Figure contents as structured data
□ □ □

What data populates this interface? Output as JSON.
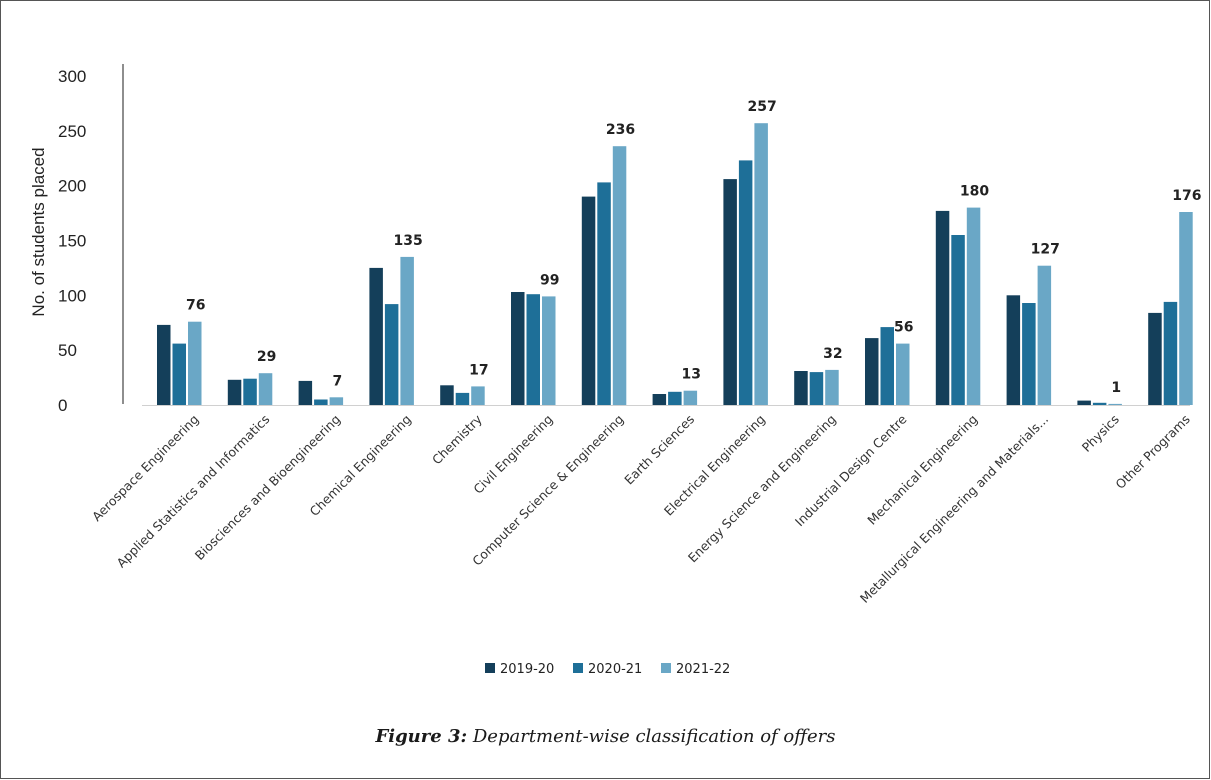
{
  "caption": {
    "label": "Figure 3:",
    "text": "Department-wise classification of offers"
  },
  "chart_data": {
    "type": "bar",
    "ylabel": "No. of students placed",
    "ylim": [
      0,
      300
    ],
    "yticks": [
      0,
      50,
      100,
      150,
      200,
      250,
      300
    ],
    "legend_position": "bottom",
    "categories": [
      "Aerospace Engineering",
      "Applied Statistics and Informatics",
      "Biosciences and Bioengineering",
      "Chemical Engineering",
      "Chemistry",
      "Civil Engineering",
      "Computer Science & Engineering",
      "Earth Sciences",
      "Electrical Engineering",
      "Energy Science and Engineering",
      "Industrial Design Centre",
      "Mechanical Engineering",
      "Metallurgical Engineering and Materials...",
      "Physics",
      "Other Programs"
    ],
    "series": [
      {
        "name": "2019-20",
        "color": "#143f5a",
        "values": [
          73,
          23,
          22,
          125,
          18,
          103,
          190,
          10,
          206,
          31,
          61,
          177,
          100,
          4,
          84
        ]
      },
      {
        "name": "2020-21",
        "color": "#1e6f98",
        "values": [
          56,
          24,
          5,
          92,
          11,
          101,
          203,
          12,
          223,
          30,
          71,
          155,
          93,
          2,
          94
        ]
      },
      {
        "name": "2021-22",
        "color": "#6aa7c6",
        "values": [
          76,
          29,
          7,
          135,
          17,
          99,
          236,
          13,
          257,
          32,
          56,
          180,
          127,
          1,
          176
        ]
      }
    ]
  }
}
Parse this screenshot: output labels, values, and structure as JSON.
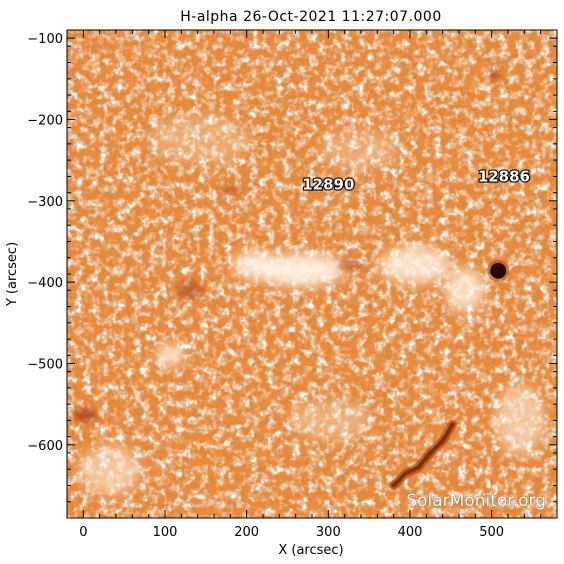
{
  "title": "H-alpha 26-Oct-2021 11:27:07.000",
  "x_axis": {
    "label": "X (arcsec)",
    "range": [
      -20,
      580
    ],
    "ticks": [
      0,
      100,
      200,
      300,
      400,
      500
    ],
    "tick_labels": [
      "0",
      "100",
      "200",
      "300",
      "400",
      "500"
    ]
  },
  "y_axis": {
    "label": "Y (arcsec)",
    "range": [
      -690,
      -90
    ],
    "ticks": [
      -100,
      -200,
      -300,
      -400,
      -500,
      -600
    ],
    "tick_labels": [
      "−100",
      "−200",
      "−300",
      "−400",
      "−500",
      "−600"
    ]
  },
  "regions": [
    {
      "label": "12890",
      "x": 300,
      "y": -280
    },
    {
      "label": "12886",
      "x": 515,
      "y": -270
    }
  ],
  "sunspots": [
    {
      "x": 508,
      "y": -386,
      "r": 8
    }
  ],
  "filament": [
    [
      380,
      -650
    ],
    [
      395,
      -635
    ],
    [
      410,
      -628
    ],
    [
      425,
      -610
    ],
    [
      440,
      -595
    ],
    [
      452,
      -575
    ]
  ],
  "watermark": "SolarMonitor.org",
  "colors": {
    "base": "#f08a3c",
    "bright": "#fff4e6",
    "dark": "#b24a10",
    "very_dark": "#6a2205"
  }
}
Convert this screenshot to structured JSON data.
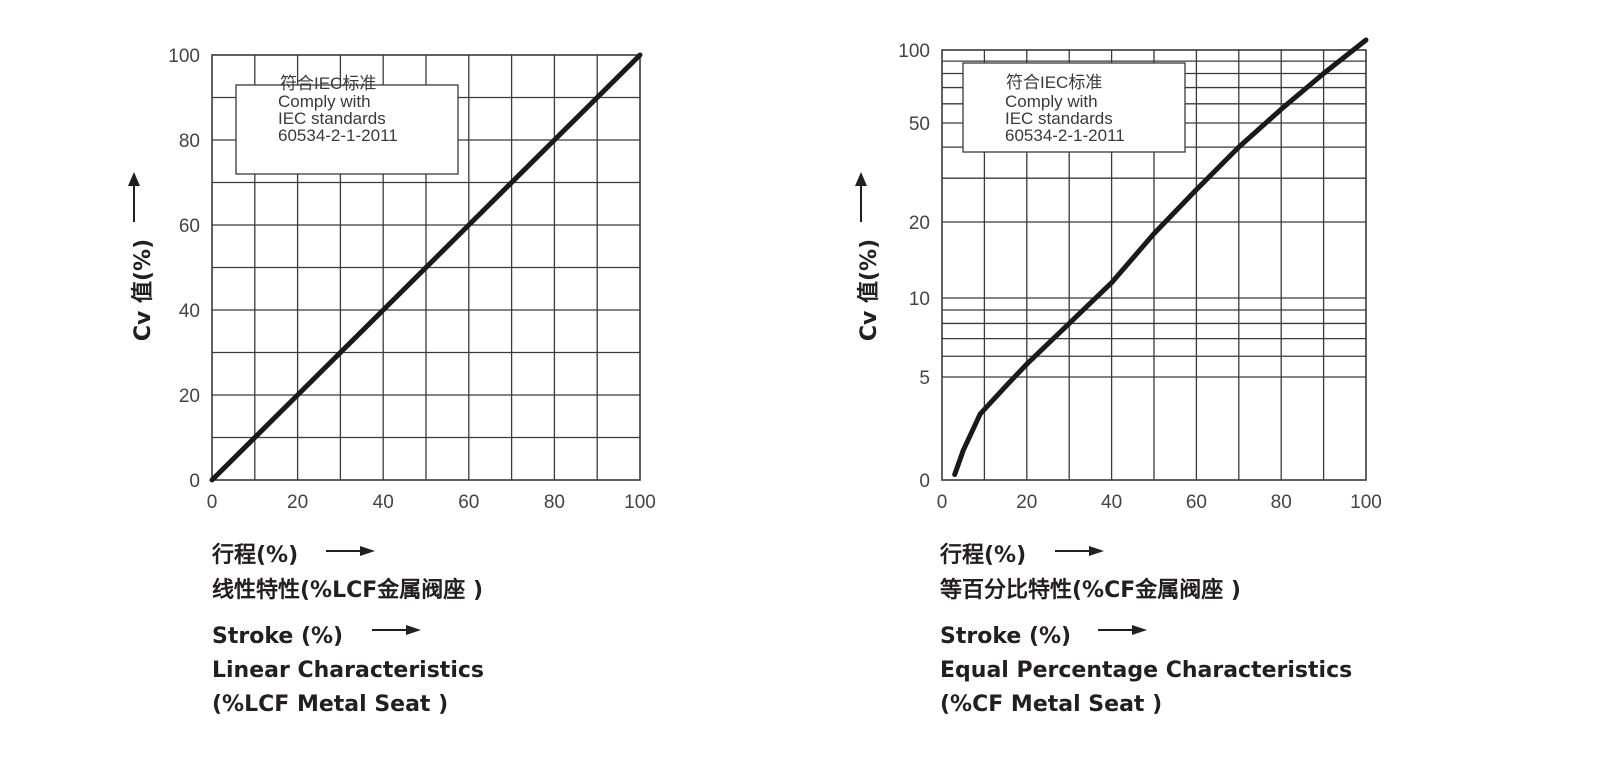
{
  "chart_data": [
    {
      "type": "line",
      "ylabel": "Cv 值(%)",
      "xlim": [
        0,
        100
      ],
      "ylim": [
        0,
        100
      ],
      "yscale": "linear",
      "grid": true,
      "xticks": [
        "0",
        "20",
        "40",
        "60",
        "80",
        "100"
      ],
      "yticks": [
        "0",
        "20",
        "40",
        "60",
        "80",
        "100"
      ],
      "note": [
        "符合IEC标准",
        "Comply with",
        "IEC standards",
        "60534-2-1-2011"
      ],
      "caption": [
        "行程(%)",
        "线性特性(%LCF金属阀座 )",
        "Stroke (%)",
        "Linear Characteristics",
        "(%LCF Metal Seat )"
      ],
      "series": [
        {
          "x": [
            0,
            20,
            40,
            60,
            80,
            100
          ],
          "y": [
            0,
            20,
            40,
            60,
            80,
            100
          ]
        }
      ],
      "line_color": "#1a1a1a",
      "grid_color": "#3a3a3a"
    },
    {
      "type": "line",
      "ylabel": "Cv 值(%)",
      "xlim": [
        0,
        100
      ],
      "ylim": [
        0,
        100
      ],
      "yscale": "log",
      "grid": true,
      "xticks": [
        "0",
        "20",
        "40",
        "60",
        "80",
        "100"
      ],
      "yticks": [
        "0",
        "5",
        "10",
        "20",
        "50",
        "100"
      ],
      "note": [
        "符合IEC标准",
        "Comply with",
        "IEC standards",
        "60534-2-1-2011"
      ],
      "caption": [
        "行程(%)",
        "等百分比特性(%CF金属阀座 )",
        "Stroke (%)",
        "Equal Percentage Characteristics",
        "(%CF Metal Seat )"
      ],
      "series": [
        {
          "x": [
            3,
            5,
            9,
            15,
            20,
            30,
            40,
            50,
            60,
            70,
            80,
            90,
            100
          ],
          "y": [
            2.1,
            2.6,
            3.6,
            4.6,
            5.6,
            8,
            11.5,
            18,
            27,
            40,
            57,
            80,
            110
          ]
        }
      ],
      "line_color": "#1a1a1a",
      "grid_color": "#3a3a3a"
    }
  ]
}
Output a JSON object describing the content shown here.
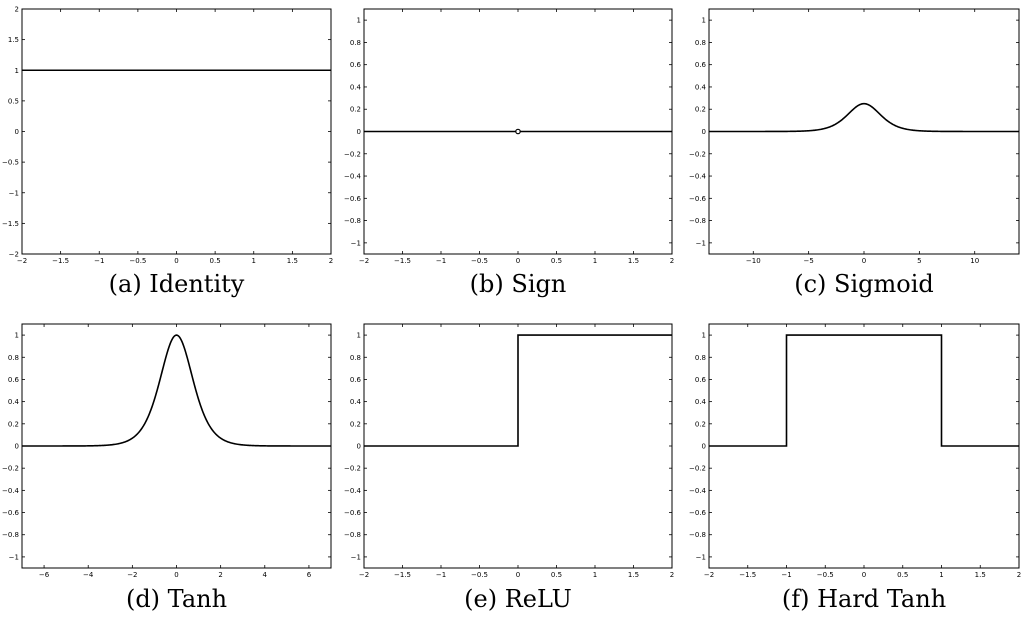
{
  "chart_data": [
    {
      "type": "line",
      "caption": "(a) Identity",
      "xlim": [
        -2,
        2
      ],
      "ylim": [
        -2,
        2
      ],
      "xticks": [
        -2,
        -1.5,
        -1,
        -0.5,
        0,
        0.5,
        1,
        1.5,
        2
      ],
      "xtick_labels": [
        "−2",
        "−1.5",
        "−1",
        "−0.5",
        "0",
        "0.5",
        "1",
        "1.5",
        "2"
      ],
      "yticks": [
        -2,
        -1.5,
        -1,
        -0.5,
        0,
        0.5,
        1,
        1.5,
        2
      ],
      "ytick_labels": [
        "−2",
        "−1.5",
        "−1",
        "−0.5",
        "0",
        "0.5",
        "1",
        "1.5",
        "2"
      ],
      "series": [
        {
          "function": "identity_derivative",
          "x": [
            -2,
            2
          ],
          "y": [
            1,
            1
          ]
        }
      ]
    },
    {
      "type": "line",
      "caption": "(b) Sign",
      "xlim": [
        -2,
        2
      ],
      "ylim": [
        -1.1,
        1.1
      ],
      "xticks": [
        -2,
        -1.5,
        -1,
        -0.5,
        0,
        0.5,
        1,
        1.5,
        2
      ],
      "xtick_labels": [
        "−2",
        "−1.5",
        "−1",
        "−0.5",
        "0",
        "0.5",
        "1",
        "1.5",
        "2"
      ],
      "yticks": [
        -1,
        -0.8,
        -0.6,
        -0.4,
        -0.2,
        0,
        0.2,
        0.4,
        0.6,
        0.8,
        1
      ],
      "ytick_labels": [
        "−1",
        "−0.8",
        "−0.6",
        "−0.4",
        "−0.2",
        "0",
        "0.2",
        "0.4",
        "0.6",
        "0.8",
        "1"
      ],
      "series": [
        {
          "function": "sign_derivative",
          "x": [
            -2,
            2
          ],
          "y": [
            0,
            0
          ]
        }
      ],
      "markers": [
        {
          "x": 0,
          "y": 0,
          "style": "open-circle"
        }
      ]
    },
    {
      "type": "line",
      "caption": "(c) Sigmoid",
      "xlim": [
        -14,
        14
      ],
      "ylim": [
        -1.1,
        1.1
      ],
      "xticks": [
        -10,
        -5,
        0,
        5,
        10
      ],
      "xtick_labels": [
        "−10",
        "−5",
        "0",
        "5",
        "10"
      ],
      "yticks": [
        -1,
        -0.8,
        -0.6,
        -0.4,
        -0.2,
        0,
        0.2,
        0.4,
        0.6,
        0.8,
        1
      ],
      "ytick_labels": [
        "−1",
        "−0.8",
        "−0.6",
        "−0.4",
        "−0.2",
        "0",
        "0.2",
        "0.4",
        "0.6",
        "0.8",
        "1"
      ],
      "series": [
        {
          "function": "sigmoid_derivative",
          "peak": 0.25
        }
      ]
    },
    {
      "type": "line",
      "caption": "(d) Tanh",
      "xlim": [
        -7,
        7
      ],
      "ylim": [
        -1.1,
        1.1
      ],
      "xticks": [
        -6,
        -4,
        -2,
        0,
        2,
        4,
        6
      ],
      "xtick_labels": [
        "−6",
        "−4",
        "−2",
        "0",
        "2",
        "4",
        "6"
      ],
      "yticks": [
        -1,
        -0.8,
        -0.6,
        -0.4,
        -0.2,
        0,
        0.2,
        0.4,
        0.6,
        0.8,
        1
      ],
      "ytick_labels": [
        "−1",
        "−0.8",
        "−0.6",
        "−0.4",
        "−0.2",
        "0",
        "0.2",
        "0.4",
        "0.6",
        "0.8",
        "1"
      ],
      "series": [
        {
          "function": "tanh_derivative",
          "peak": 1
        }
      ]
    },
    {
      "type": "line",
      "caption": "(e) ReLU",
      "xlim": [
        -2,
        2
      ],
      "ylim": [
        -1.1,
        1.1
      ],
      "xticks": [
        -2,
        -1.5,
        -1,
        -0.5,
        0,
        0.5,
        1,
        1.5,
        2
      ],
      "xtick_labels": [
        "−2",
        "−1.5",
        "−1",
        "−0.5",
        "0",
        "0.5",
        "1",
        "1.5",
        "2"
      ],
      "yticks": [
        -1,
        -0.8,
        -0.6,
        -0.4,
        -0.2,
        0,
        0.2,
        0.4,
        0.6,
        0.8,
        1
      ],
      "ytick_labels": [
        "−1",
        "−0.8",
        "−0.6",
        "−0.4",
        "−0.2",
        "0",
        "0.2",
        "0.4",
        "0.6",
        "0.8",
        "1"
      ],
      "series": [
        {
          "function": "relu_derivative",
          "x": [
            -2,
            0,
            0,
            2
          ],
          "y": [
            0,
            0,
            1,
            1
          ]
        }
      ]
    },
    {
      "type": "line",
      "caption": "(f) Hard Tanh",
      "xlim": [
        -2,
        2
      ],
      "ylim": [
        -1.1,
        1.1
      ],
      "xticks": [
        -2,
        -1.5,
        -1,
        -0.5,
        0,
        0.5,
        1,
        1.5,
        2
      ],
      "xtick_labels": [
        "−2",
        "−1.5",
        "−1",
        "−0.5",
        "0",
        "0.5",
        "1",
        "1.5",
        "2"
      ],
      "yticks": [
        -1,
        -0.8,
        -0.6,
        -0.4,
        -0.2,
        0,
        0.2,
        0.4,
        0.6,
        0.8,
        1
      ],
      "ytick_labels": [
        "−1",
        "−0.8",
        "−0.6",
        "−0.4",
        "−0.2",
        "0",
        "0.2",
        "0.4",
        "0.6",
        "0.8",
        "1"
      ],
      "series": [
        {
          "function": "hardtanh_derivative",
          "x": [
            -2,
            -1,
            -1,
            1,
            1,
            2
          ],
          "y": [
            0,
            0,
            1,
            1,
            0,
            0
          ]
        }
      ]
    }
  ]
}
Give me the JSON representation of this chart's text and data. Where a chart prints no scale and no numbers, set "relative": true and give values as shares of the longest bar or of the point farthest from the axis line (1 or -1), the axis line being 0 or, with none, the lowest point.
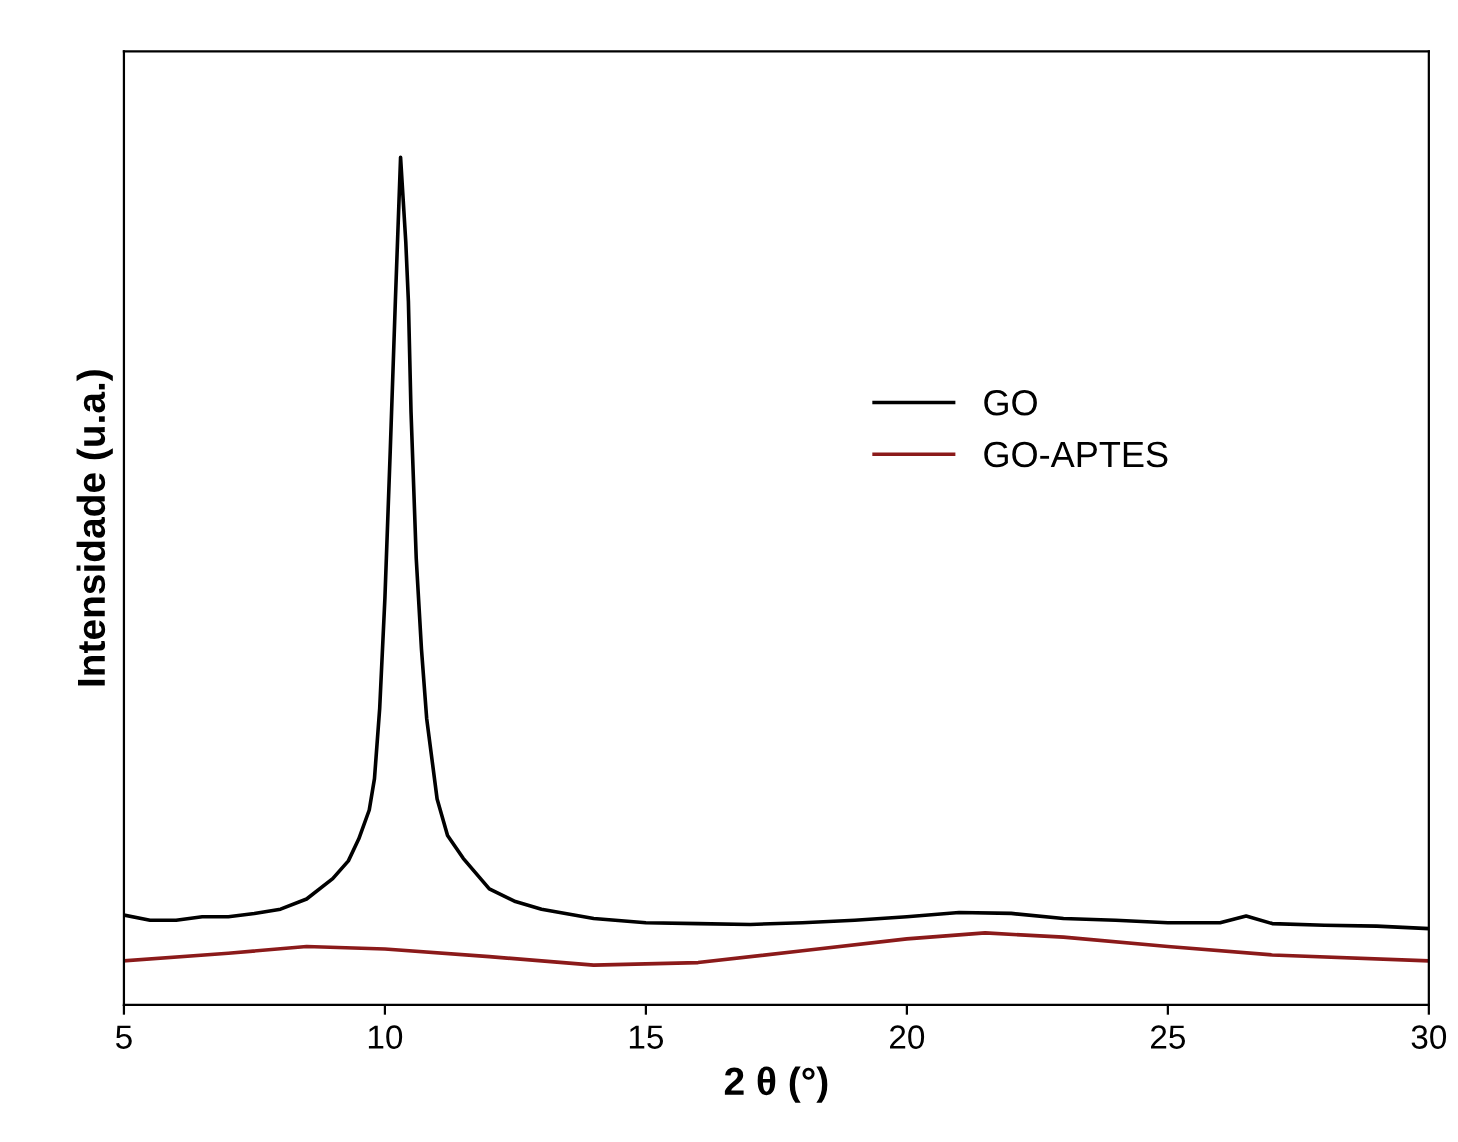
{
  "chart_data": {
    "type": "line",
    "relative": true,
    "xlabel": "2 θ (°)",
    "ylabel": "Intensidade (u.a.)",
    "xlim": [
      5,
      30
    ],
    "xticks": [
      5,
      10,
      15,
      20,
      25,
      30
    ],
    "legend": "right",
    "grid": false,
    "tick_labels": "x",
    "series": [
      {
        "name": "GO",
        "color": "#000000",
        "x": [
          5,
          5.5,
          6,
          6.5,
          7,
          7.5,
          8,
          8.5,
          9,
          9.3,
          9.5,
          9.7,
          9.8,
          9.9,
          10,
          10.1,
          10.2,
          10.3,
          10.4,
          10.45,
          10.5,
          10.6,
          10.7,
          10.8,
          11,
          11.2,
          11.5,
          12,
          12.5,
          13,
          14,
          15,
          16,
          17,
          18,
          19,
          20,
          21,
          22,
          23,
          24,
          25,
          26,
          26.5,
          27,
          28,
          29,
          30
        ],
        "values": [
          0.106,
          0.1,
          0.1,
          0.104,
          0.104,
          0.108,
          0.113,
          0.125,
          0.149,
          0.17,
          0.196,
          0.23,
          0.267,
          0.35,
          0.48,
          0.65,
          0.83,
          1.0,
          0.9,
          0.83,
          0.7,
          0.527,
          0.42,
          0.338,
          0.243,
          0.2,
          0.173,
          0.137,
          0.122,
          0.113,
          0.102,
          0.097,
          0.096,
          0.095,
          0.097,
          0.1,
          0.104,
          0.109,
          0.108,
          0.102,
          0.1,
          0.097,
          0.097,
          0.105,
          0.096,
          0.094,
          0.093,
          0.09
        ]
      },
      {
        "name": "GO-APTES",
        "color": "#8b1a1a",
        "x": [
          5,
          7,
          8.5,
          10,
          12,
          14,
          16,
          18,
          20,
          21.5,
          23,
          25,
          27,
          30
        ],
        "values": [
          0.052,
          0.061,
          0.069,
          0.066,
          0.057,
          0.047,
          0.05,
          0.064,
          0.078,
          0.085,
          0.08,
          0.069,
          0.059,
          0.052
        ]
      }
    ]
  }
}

□ □ □

§ **Task description**:
Tally the lines of the preceding listing in which the word "JSON" appears; state nothing but the total.

§ **Complete output**:
5